▶ _Required work_: Reproduce the following material exactly, including every line.

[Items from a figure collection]
"""
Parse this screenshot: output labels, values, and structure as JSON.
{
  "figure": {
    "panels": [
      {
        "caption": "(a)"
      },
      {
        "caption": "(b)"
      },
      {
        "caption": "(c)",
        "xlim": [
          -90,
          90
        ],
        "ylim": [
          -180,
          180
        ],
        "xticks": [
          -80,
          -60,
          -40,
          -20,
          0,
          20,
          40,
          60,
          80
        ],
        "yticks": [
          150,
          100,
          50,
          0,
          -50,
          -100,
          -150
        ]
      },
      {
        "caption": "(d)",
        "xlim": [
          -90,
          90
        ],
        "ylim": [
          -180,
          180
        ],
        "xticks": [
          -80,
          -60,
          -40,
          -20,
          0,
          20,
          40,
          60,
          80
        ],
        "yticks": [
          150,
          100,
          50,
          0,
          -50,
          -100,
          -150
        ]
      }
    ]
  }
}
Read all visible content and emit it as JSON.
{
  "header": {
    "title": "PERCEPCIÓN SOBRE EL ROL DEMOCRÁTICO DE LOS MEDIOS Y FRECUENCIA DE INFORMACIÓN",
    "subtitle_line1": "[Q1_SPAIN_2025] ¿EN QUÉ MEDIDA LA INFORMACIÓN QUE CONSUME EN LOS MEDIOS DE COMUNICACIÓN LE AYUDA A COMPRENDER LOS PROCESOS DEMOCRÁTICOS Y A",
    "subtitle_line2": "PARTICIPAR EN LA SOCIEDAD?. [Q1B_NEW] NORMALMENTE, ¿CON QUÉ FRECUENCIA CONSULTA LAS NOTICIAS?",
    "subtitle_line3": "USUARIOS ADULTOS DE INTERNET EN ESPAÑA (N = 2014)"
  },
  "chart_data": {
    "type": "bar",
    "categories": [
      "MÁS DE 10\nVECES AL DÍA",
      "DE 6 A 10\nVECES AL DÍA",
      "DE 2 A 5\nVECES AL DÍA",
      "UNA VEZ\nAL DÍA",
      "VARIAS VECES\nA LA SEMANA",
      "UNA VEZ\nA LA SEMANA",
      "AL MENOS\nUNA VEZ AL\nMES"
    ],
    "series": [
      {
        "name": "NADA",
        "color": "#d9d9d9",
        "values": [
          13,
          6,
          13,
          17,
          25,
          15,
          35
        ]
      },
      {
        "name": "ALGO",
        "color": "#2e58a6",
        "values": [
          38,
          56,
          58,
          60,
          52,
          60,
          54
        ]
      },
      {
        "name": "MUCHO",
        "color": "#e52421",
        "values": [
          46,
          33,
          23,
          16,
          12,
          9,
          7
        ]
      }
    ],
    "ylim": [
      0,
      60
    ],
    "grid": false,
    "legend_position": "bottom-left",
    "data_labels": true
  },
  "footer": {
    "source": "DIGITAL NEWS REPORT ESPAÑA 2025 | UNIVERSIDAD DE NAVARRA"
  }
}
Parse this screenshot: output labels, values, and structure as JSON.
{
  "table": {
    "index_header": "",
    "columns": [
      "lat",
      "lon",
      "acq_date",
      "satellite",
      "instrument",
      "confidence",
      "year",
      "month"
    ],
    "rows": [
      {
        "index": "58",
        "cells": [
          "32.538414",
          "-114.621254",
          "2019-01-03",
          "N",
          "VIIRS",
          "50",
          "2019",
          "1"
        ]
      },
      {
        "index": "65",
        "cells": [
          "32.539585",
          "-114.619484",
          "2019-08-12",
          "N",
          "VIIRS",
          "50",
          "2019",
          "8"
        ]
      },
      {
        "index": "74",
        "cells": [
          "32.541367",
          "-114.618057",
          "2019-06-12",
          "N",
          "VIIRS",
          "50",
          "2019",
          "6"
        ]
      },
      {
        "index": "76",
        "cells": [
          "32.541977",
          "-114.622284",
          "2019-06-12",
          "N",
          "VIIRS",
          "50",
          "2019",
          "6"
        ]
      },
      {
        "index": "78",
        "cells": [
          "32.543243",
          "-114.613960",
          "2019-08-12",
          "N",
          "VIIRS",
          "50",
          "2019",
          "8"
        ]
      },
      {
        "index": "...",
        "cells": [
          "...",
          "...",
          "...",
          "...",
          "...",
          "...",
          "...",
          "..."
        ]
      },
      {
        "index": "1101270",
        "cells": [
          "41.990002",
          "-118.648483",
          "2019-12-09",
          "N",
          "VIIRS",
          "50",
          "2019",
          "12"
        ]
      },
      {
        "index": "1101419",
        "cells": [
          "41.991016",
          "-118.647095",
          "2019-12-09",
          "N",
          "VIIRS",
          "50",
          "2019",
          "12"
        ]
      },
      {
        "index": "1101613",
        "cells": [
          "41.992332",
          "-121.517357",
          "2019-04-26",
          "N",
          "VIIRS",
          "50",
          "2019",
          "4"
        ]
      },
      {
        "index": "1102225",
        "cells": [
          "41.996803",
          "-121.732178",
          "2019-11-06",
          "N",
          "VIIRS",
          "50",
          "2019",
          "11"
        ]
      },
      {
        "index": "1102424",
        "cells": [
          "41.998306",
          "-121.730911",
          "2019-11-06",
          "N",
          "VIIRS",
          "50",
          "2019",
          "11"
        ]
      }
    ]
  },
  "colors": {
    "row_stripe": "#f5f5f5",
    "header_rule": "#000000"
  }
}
"""
▶ _Finished answer_:
Parse this screenshot: output labels, values, and structure as JSON.
{
  "figure": {
    "panels": [
      {
        "caption": "(a)"
      },
      {
        "caption": "(b)"
      },
      {
        "caption": "(c)",
        "xlim": [
          -90,
          90
        ],
        "ylim": [
          -180,
          180
        ],
        "xticks": [
          -80,
          -60,
          -40,
          -20,
          0,
          20,
          40,
          60,
          80
        ],
        "yticks": [
          150,
          100,
          50,
          0,
          -50,
          -100,
          -150
        ]
      },
      {
        "caption": "(d)",
        "xlim": [
          -90,
          90
        ],
        "ylim": [
          -180,
          180
        ],
        "xticks": [
          -80,
          -60,
          -40,
          -20,
          0,
          20,
          40,
          60,
          80
        ],
        "yticks": [
          150,
          100,
          50,
          0,
          -50,
          -100,
          -150
        ]
      }
    ]
  }
}
Read all visible content and emit it as JSON.
{
  "header": {
    "title": "PERCEPCIÓN SOBRE EL ROL DEMOCRÁTICO DE LOS MEDIOS Y FRECUENCIA DE INFORMACIÓN",
    "subtitle_line1": "[Q1_SPAIN_2025] ¿EN QUÉ MEDIDA LA INFORMACIÓN QUE CONSUME EN LOS MEDIOS DE COMUNICACIÓN LE AYUDA A COMPRENDER LOS PROCESOS DEMOCRÁTICOS Y A",
    "subtitle_line2": "PARTICIPAR EN LA SOCIEDAD?. [Q1B_NEW] NORMALMENTE, ¿CON QUÉ FRECUENCIA CONSULTA LAS NOTICIAS?",
    "subtitle_line3": "USUARIOS ADULTOS DE INTERNET EN ESPAÑA (N = 2014)"
  },
  "chart_data": {
    "type": "bar",
    "categories": [
      "MÁS DE 10\nVECES AL DÍA",
      "DE 6 A 10\nVECES AL DÍA",
      "DE 2 A 5\nVECES AL DÍA",
      "UNA VEZ\nAL DÍA",
      "VARIAS VECES\nA LA SEMANA",
      "UNA VEZ\nA LA SEMANA",
      "AL MENOS\nUNA VEZ AL\nMES"
    ],
    "series": [
      {
        "name": "NADA",
        "color": "#d9d9d9",
        "values": [
          13,
          6,
          13,
          17,
          25,
          15,
          35
        ]
      },
      {
        "name": "ALGO",
        "color": "#2e58a6",
        "values": [
          38,
          56,
          58,
          60,
          52,
          60,
          54
        ]
      },
      {
        "name": "MUCHO",
        "color": "#e52421",
        "values": [
          46,
          33,
          23,
          16,
          12,
          9,
          7
        ]
      }
    ],
    "ylim": [
      0,
      60
    ],
    "grid": false,
    "legend_position": "bottom-left",
    "data_labels": true
  },
  "footer": {
    "source": "DIGITAL NEWS REPORT ESPAÑA 2025 | UNIVERSIDAD DE NAVARRA"
  }
}
Parse this screenshot: output labels, values, and structure as JSON.
{
  "table": {
    "index_header": "",
    "columns": [
      "lat",
      "lon",
      "acq_date",
      "satellite",
      "instrument",
      "confidence",
      "year",
      "month"
    ],
    "rows": [
      {
        "index": "58",
        "cells": [
          "32.538414",
          "-114.621254",
          "2019-01-03",
          "N",
          "VIIRS",
          "50",
          "2019",
          "1"
        ]
      },
      {
        "index": "65",
        "cells": [
          "32.539585",
          "-114.619484",
          "2019-08-12",
          "N",
          "VIIRS",
          "50",
          "2019",
          "8"
        ]
      },
      {
        "index": "74",
        "cells": [
          "32.541367",
          "-114.618057",
          "2019-06-12",
          "N",
          "VIIRS",
          "50",
          "2019",
          "6"
        ]
      },
      {
        "index": "76",
        "cells": [
          "32.541977",
          "-114.622284",
          "2019-06-12",
          "N",
          "VIIRS",
          "50",
          "2019",
          "6"
        ]
      },
      {
        "index": "78",
        "cells": [
          "32.543243",
          "-114.613960",
          "2019-08-12",
          "N",
          "VIIRS",
          "50",
          "2019",
          "8"
        ]
      },
      {
        "index": "...",
        "cells": [
          "...",
          "...",
          "...",
          "...",
          "...",
          "...",
          "...",
          "..."
        ]
      },
      {
        "index": "1101270",
        "cells": [
          "41.990002",
          "-118.648483",
          "2019-12-09",
          "N",
          "VIIRS",
          "50",
          "2019",
          "12"
        ]
      },
      {
        "index": "1101419",
        "cells": [
          "41.991016",
          "-118.647095",
          "2019-12-09",
          "N",
          "VIIRS",
          "50",
          "2019",
          "12"
        ]
      },
      {
        "index": "1101613",
        "cells": [
          "41.992332",
          "-121.517357",
          "2019-04-26",
          "N",
          "VIIRS",
          "50",
          "2019",
          "4"
        ]
      },
      {
        "index": "1102225",
        "cells": [
          "41.996803",
          "-121.732178",
          "2019-11-06",
          "N",
          "VIIRS",
          "50",
          "2019",
          "11"
        ]
      },
      {
        "index": "1102424",
        "cells": [
          "41.998306",
          "-121.730911",
          "2019-11-06",
          "N",
          "VIIRS",
          "50",
          "2019",
          "11"
        ]
      }
    ]
  },
  "colors": {
    "row_stripe": "#f5f5f5",
    "header_rule": "#000000"
  }
}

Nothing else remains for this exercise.